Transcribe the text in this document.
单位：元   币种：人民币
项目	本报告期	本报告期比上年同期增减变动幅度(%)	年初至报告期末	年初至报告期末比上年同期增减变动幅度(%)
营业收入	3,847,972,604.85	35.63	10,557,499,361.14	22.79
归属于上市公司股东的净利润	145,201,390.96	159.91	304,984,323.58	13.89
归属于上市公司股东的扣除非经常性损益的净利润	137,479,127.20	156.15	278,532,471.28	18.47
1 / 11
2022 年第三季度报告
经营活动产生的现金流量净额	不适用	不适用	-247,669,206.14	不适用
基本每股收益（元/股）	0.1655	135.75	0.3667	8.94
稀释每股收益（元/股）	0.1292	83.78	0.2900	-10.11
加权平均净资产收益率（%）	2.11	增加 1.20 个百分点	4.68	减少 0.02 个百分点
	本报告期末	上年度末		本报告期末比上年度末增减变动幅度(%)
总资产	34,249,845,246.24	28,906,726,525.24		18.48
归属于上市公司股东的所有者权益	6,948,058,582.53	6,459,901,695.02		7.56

----------------------------------------

▶ [Problem to solve]:
Reproduce the entries above exactly.

▶ [Full response]:
Transcribe the text in this document.
单位：元   币种：人民币
项目	本报告期	本报告期比上年同期增减变动幅度(%)	年初至报告期末	年初至报告期末比上年同期增减变动幅度(%)
营业收入	3,847,972,604.85	35.63	10,557,499,361.14	22.79
归属于上市公司股东的净利润	145,201,390.96	159.91	304,984,323.58	13.89
归属于上市公司股东的扣除非经常性损益的净利润	137,479,127.20	156.15	278,532,471.28	18.47
1 / 11
2022 年第三季度报告
经营活动产生的现金流量净额	不适用	不适用	-247,669,206.14	不适用
基本每股收益（元/股）	0.1655	135.75	0.3667	8.94
稀释每股收益（元/股）	0.1292	83.78	0.2900	-10.11
加权平均净资产收益率（%）	2.11	增加 1.20 个百分点	4.68	减少 0.02 个百分点
	本报告期末	上年度末		本报告期末比上年度末增减变动幅度(%)
总资产	34,249,845,246.24	28,906,726,525.24		18.48
归属于上市公司股东的所有者权益	6,948,058,582.53	6,459,901,695.02		7.56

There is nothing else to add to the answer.